**Challenge:**
Below is a listing to transcribe in full and exactly; keep the pictures out.
---
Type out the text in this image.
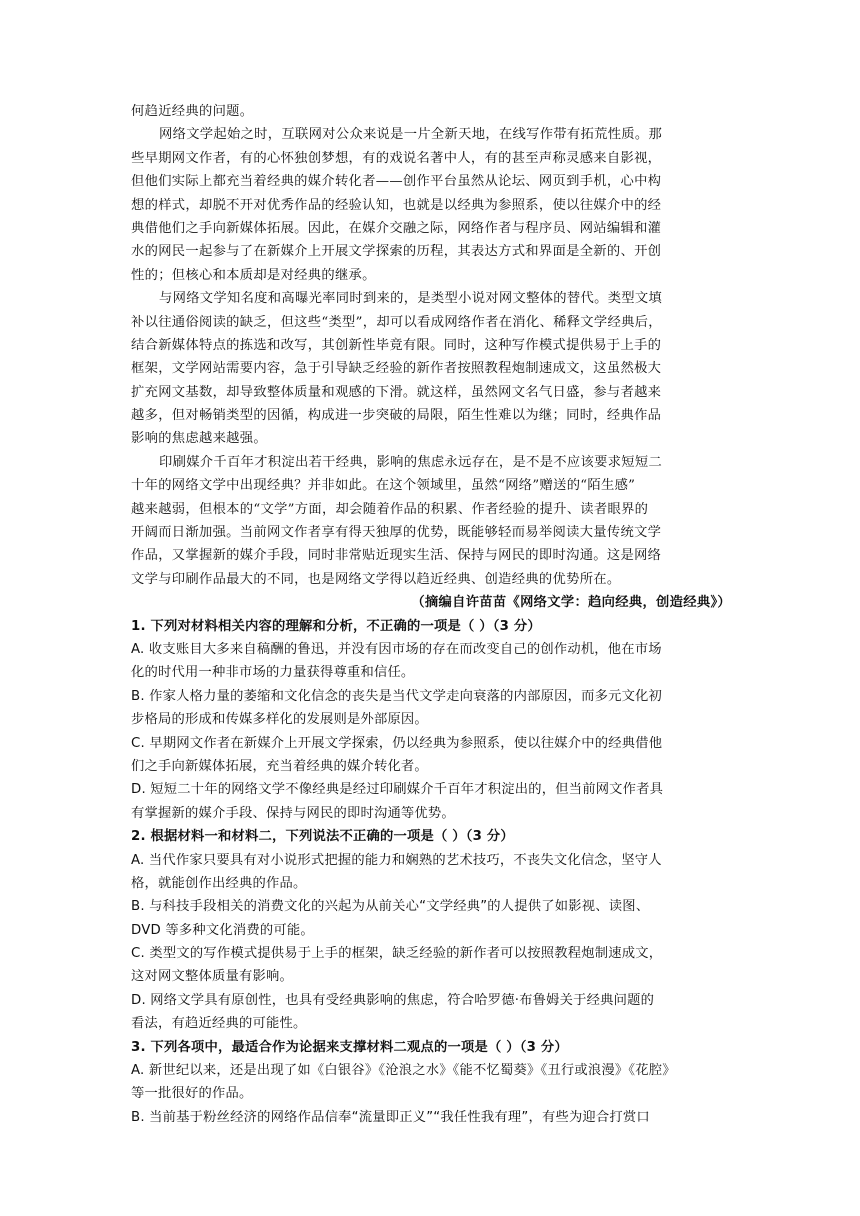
何趋近经典的问题。
网络文学起始之时，互联网对公众来说是一片全新天地，在线写作带有拓荒性质。那
些早期网文作者，有的心怀独创梦想，有的戏说名著中人，有的甚至声称灵感来自影视，
但他们实际上都充当着经典的媒介转化者——创作平台虽然从论坛、网页到手机，心中构
想的样式，却脱不开对优秀作品的经验认知，也就是以经典为参照系，使以往媒介中的经
典借他们之手向新媒体拓展。因此，在媒介交融之际，网络作者与程序员、网站编辑和灌
水的网民一起参与了在新媒介上开展文学探索的历程，其表达方式和界面是全新的、开创
性的；但核心和本质却是对经典的继承。
与网络文学知名度和高曝光率同时到来的，是类型小说对网文整体的替代。类型文填
补以往通俗阅读的缺乏，但这些“类型”，却可以看成网络作者在消化、稀释文学经典后，
结合新媒体特点的拣选和改写，其创新性毕竟有限。同时，这种写作模式提供易于上手的
框架，文学网站需要内容，急于引导缺乏经验的新作者按照教程炮制速成文，这虽然极大
扩充网文基数，却导致整体质量和观感的下滑。就这样，虽然网文名气日盛，参与者越来
越多，但对畅销类型的因循，构成进一步突破的局限，陌生性难以为继；同时，经典作品
影响的焦虑越来越强。
印刷媒介千百年才积淀出若干经典，影响的焦虑永远存在，是不是不应该要求短短二
十年的网络文学中出现经典？并非如此。在这个领域里，虽然“网络”赠送的“陌生感”
越来越弱，但根本的“文学”方面，却会随着作品的积累、作者经验的提升、读者眼界的
开阔而日渐加强。当前网文作者享有得天独厚的优势，既能够轻而易举阅读大量传统文学
作品，又掌握新的媒介手段，同时非常贴近现实生活、保持与网民的即时沟通。这是网络
文学与印刷作品最大的不同，也是网络文学得以趋近经典、创造经典的优势所在。
（摘编自许苗苗《网络文学：趋向经典，创造经典》）
1. 下列对材料相关内容的理解和分析，不正确的一项是（ ）（3 分）
A. 收支账目大多来自稿酬的鲁迅，并没有因市场的存在而改变自己的创作动机，他在市场
化的时代用一种非市场的力量获得尊重和信任。
B. 作家人格力量的萎缩和文化信念的丧失是当代文学走向衰落的内部原因，而多元文化初
步格局的形成和传媒多样化的发展则是外部原因。
C. 早期网文作者在新媒介上开展文学探索，仍以经典为参照系，使以往媒介中的经典借他
们之手向新媒体拓展，充当着经典的媒介转化者。
D. 短短二十年的网络文学不像经典是经过印刷媒介千百年才积淀出的，但当前网文作者具
有掌握新的媒介手段、保持与网民的即时沟通等优势。
2. 根据材料一和材料二，下列说法不正确的一项是（ ）（3 分）
A. 当代作家只要具有对小说形式把握的能力和娴熟的艺术技巧，不丧失文化信念，坚守人
格，就能创作出经典的作品。
B. 与科技手段相关的消费文化的兴起为从前关心“文学经典”的人提供了如影视、读图、
DVD 等多种文化消费的可能。
C. 类型文的写作模式提供易于上手的框架，缺乏经验的新作者可以按照教程炮制速成文，
这对网文整体质量有影响。
D. 网络文学具有原创性，也具有受经典影响的焦虑，符合哈罗德·布鲁姆关于经典问题的
看法，有趋近经典的可能性。
3. 下列各项中，最适合作为论据来支撑材料二观点的一项是（ ）（3 分）
A. 新世纪以来，还是出现了如《白银谷》《沧浪之水》《能不忆蜀葵》《丑行或浪漫》《花腔》
等一批很好的作品。
B. 当前基于粉丝经济的网络作品信奉“流量即正义”“我任性我有理”，有些为迎合打赏口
---
**Result of the exercise:**
Type out the text in this image.
何趋近经典的问题。
网络文学起始之时，互联网对公众来说是一片全新天地，在线写作带有拓荒性质。那
些早期网文作者，有的心怀独创梦想，有的戏说名著中人，有的甚至声称灵感来自影视，
但他们实际上都充当着经典的媒介转化者——创作平台虽然从论坛、网页到手机，心中构
想的样式，却脱不开对优秀作品的经验认知，也就是以经典为参照系，使以往媒介中的经
典借他们之手向新媒体拓展。因此，在媒介交融之际，网络作者与程序员、网站编辑和灌
水的网民一起参与了在新媒介上开展文学探索的历程，其表达方式和界面是全新的、开创
性的；但核心和本质却是对经典的继承。
与网络文学知名度和高曝光率同时到来的，是类型小说对网文整体的替代。类型文填
补以往通俗阅读的缺乏，但这些“类型”，却可以看成网络作者在消化、稀释文学经典后，
结合新媒体特点的拣选和改写，其创新性毕竟有限。同时，这种写作模式提供易于上手的
框架，文学网站需要内容，急于引导缺乏经验的新作者按照教程炮制速成文，这虽然极大
扩充网文基数，却导致整体质量和观感的下滑。就这样，虽然网文名气日盛，参与者越来
越多，但对畅销类型的因循，构成进一步突破的局限，陌生性难以为继；同时，经典作品
影响的焦虑越来越强。
印刷媒介千百年才积淀出若干经典，影响的焦虑永远存在，是不是不应该要求短短二
十年的网络文学中出现经典？并非如此。在这个领域里，虽然“网络”赠送的“陌生感”
越来越弱，但根本的“文学”方面，却会随着作品的积累、作者经验的提升、读者眼界的
开阔而日渐加强。当前网文作者享有得天独厚的优势，既能够轻而易举阅读大量传统文学
作品，又掌握新的媒介手段，同时非常贴近现实生活、保持与网民的即时沟通。这是网络
文学与印刷作品最大的不同，也是网络文学得以趋近经典、创造经典的优势所在。
（摘编自许苗苗《网络文学：趋向经典，创造经典》）
1. 下列对材料相关内容的理解和分析，不正确的一项是（ ）（3 分）
A. 收支账目大多来自稿酬的鲁迅，并没有因市场的存在而改变自己的创作动机，他在市场
化的时代用一种非市场的力量获得尊重和信任。
B. 作家人格力量的萎缩和文化信念的丧失是当代文学走向衰落的内部原因，而多元文化初
步格局的形成和传媒多样化的发展则是外部原因。
C. 早期网文作者在新媒介上开展文学探索，仍以经典为参照系，使以往媒介中的经典借他
们之手向新媒体拓展，充当着经典的媒介转化者。
D. 短短二十年的网络文学不像经典是经过印刷媒介千百年才积淀出的，但当前网文作者具
有掌握新的媒介手段、保持与网民的即时沟通等优势。
2. 根据材料一和材料二，下列说法不正确的一项是（ ）（3 分）
A. 当代作家只要具有对小说形式把握的能力和娴熟的艺术技巧，不丧失文化信念，坚守人
格，就能创作出经典的作品。
B. 与科技手段相关的消费文化的兴起为从前关心“文学经典”的人提供了如影视、读图、
DVD 等多种文化消费的可能。
C. 类型文的写作模式提供易于上手的框架，缺乏经验的新作者可以按照教程炮制速成文，
这对网文整体质量有影响。
D. 网络文学具有原创性，也具有受经典影响的焦虑，符合哈罗德·布鲁姆关于经典问题的
看法，有趋近经典的可能性。
3. 下列各项中，最适合作为论据来支撑材料二观点的一项是（ ）（3 分）
A. 新世纪以来，还是出现了如《白银谷》《沧浪之水》《能不忆蜀葵》《丑行或浪漫》《花腔》
等一批很好的作品。
B. 当前基于粉丝经济的网络作品信奉“流量即正义”“我任性我有理”，有些为迎合打赏口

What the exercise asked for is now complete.